### WHAT IS ASKED
Search the records for the word "Cross" and pick out every line that has it.

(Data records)
========================

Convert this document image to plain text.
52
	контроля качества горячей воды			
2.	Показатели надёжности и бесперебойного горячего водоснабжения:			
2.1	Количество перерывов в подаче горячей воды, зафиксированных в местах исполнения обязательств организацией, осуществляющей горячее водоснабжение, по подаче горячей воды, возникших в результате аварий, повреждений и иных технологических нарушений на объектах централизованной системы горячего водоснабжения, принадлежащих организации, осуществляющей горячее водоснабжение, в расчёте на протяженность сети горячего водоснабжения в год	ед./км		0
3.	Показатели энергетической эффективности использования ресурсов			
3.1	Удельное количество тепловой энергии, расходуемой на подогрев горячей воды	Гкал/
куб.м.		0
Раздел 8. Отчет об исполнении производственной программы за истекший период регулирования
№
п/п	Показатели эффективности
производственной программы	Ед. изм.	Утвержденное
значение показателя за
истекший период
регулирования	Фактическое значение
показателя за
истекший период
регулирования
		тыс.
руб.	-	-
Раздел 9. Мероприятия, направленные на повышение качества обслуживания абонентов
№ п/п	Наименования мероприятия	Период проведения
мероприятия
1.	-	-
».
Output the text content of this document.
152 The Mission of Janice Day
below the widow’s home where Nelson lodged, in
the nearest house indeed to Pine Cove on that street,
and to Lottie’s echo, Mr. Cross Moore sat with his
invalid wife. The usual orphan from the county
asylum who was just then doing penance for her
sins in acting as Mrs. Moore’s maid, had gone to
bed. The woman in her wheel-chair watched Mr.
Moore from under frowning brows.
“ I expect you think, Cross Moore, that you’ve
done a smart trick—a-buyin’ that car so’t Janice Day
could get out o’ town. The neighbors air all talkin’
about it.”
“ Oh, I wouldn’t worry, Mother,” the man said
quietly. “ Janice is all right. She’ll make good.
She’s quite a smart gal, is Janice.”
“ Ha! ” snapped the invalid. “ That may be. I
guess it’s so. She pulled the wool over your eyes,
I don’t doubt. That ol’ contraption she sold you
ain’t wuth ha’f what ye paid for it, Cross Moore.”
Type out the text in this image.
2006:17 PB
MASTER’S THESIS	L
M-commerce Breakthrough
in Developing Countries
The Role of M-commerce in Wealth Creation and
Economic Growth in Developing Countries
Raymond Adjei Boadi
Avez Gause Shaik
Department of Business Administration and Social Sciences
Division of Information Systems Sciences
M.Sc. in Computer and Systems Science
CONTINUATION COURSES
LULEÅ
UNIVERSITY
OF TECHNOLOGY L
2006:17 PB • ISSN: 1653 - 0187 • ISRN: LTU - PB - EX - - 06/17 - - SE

========================

### ANSWER TO THIS EXERCISE
and to Lottie’s echo, Mr. Cross Moore sat with his
“ I expect you think, Cross Moore, that you’ve
ain’t wuth ha’f what ye paid for it, Cross Moore.”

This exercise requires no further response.